PROBLEM DETAILS:
Write every record out again exactly, and keep images out of it.

Figure content listings
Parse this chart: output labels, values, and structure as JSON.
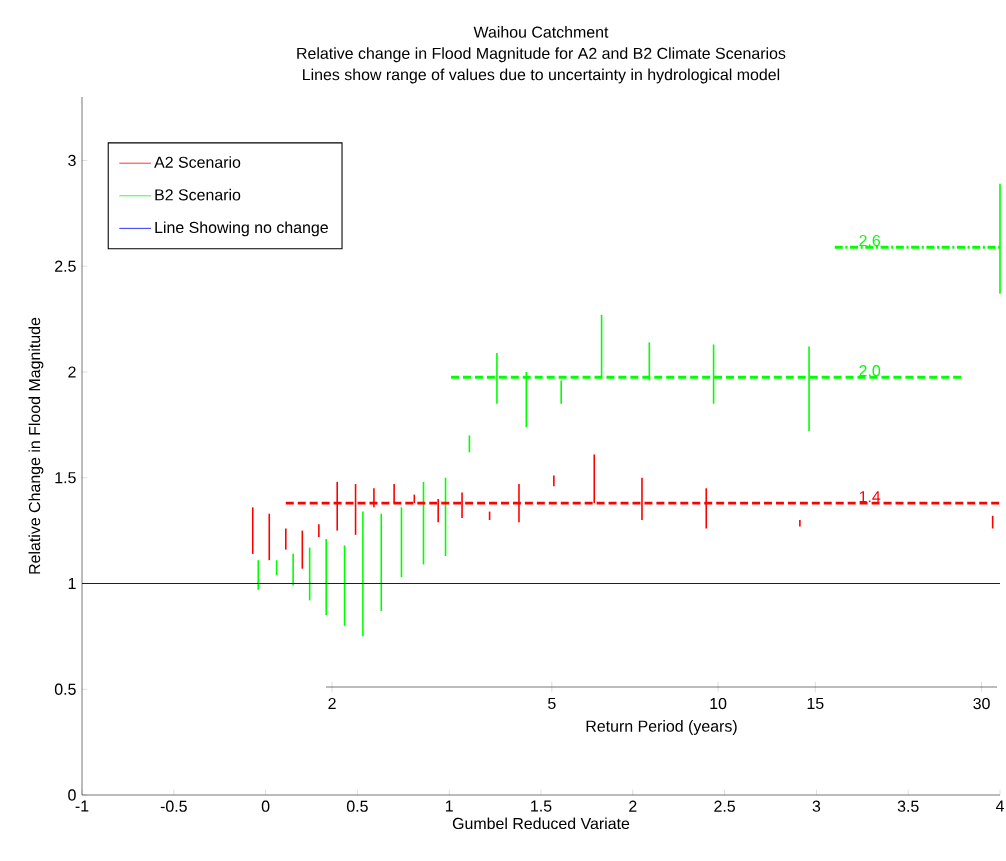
{
  "chart_data": {
    "type": "bar",
    "title": "Waihou Catchment",
    "subtitle": "Relative change in Flood Magnitude for A2 and B2 Climate Scenarios",
    "xlabel": "Gumbel Reduced Variate",
    "ylabel": "Relative Change in Flood Magnitude",
    "x2label": "Return Period (years)",
    "xlim": [
      -1,
      4
    ],
    "xticks": [
      -1,
      -0.5,
      0,
      0.5,
      1,
      1.5,
      2,
      2.5,
      3,
      3.5,
      4
    ],
    "ylim": [
      0,
      3.3
    ],
    "yticks": [
      0,
      0.5,
      1,
      1.5,
      2,
      2.5,
      3
    ],
    "x2lim": [
      1.95,
      32
    ],
    "x2ticks": [
      2,
      5,
      10,
      15,
      30
    ],
    "log": "x2",
    "legend": "top left",
    "series": [
      {
        "name": "A2 Scenario",
        "color": "#ff0000",
        "x": [
          -0.07,
          0.02,
          0.11,
          0.2,
          0.29,
          0.39,
          0.49,
          0.59,
          0.7,
          0.81,
          0.94,
          1.07,
          1.22,
          1.38,
          1.57,
          1.79,
          2.05,
          2.4,
          2.91,
          3.96
        ],
        "base": [
          1.14,
          1.11,
          1.16,
          1.07,
          1.22,
          1.25,
          1.23,
          1.36,
          1.38,
          1.38,
          1.29,
          1.31,
          1.3,
          1.29,
          1.46,
          1.38,
          1.3,
          1.26,
          1.27,
          1.26
        ],
        "values": [
          0.22,
          0.22,
          0.1,
          0.18,
          0.06,
          0.23,
          0.24,
          0.09,
          0.09,
          0.04,
          0.11,
          0.12,
          0.04,
          0.18,
          0.05,
          0.23,
          0.2,
          0.19,
          0.03,
          0.06
        ]
      },
      {
        "name": "B2 Scenario",
        "color": "#00ff00",
        "x": [
          -0.04,
          0.06,
          0.15,
          0.24,
          0.33,
          0.43,
          0.53,
          0.63,
          0.74,
          0.86,
          0.98,
          1.11,
          1.26,
          1.42,
          1.61,
          1.83,
          2.09,
          2.44,
          2.96,
          4.0
        ],
        "base": [
          0.97,
          1.04,
          0.99,
          0.92,
          0.85,
          0.8,
          0.75,
          0.87,
          1.03,
          1.09,
          1.13,
          1.62,
          1.85,
          1.74,
          1.85,
          1.98,
          1.96,
          1.85,
          1.72,
          2.37
        ],
        "values": [
          0.14,
          0.07,
          0.15,
          0.25,
          0.36,
          0.38,
          0.59,
          0.46,
          0.33,
          0.39,
          0.37,
          0.08,
          0.24,
          0.26,
          0.11,
          0.29,
          0.18,
          0.28,
          0.4,
          0.52
        ]
      },
      {
        "name": "Line Showing no change",
        "type": "line",
        "color": "#0000ff",
        "x": [
          -1,
          4
        ],
        "values": [
          1,
          1
        ]
      },
      {
        "type": "line",
        "color": "#ff0000",
        "line_style": "dashed",
        "x": [
          0.11,
          3.29,
          4
        ],
        "values": [
          1.38,
          1.38,
          1.38
        ],
        "value_labels": [
          null,
          "1.4",
          null
        ]
      },
      {
        "type": "line",
        "color": "#00ff00",
        "line_style": "dashed",
        "x": [
          1.01,
          3.29,
          3.81
        ],
        "values": [
          1.975,
          1.975,
          1.975
        ],
        "value_labels": [
          null,
          "2.0",
          null
        ]
      },
      {
        "type": "line",
        "color": "#00ff00",
        "line_style": "dashdot",
        "x": [
          3.1,
          3.29,
          4
        ],
        "values": [
          2.59,
          2.59,
          2.59
        ],
        "value_labels": [
          null,
          "2.6",
          null
        ]
      }
    ],
    "annotations": [
      "Lines show range of values due to uncertainty in hydrological model"
    ]
  }
}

REPLY TO THE EXERCISE:
Parse this chart: output labels, values, and structure as JSON.
{
  "chart_data": {
    "type": "bar",
    "title": "Waihou Catchment",
    "subtitle": "Relative change in Flood Magnitude for A2 and B2 Climate Scenarios",
    "xlabel": "Gumbel Reduced Variate",
    "ylabel": "Relative Change in Flood Magnitude",
    "x2label": "Return Period (years)",
    "xlim": [
      -1,
      4
    ],
    "xticks": [
      -1,
      -0.5,
      0,
      0.5,
      1,
      1.5,
      2,
      2.5,
      3,
      3.5,
      4
    ],
    "ylim": [
      0,
      3.3
    ],
    "yticks": [
      0,
      0.5,
      1,
      1.5,
      2,
      2.5,
      3
    ],
    "x2lim": [
      1.95,
      32
    ],
    "x2ticks": [
      2,
      5,
      10,
      15,
      30
    ],
    "log": "x2",
    "legend": "top left",
    "series": [
      {
        "name": "A2 Scenario",
        "color": "#ff0000",
        "x": [
          -0.07,
          0.02,
          0.11,
          0.2,
          0.29,
          0.39,
          0.49,
          0.59,
          0.7,
          0.81,
          0.94,
          1.07,
          1.22,
          1.38,
          1.57,
          1.79,
          2.05,
          2.4,
          2.91,
          3.96
        ],
        "base": [
          1.14,
          1.11,
          1.16,
          1.07,
          1.22,
          1.25,
          1.23,
          1.36,
          1.38,
          1.38,
          1.29,
          1.31,
          1.3,
          1.29,
          1.46,
          1.38,
          1.3,
          1.26,
          1.27,
          1.26
        ],
        "values": [
          0.22,
          0.22,
          0.1,
          0.18,
          0.06,
          0.23,
          0.24,
          0.09,
          0.09,
          0.04,
          0.11,
          0.12,
          0.04,
          0.18,
          0.05,
          0.23,
          0.2,
          0.19,
          0.03,
          0.06
        ]
      },
      {
        "name": "B2 Scenario",
        "color": "#00ff00",
        "x": [
          -0.04,
          0.06,
          0.15,
          0.24,
          0.33,
          0.43,
          0.53,
          0.63,
          0.74,
          0.86,
          0.98,
          1.11,
          1.26,
          1.42,
          1.61,
          1.83,
          2.09,
          2.44,
          2.96,
          4.0
        ],
        "base": [
          0.97,
          1.04,
          0.99,
          0.92,
          0.85,
          0.8,
          0.75,
          0.87,
          1.03,
          1.09,
          1.13,
          1.62,
          1.85,
          1.74,
          1.85,
          1.98,
          1.96,
          1.85,
          1.72,
          2.37
        ],
        "values": [
          0.14,
          0.07,
          0.15,
          0.25,
          0.36,
          0.38,
          0.59,
          0.46,
          0.33,
          0.39,
          0.37,
          0.08,
          0.24,
          0.26,
          0.11,
          0.29,
          0.18,
          0.28,
          0.4,
          0.52
        ]
      },
      {
        "name": "Line Showing no change",
        "type": "line",
        "color": "#0000ff",
        "x": [
          -1,
          4
        ],
        "values": [
          1,
          1
        ]
      },
      {
        "type": "line",
        "color": "#ff0000",
        "line_style": "dashed",
        "x": [
          0.11,
          3.29,
          4
        ],
        "values": [
          1.38,
          1.38,
          1.38
        ],
        "value_labels": [
          null,
          "1.4",
          null
        ]
      },
      {
        "type": "line",
        "color": "#00ff00",
        "line_style": "dashed",
        "x": [
          1.01,
          3.29,
          3.81
        ],
        "values": [
          1.975,
          1.975,
          1.975
        ],
        "value_labels": [
          null,
          "2.0",
          null
        ]
      },
      {
        "type": "line",
        "color": "#00ff00",
        "line_style": "dashdot",
        "x": [
          3.1,
          3.29,
          4
        ],
        "values": [
          2.59,
          2.59,
          2.59
        ],
        "value_labels": [
          null,
          "2.6",
          null
        ]
      }
    ],
    "annotations": [
      "Lines show range of values due to uncertainty in hydrological model"
    ]
  }
}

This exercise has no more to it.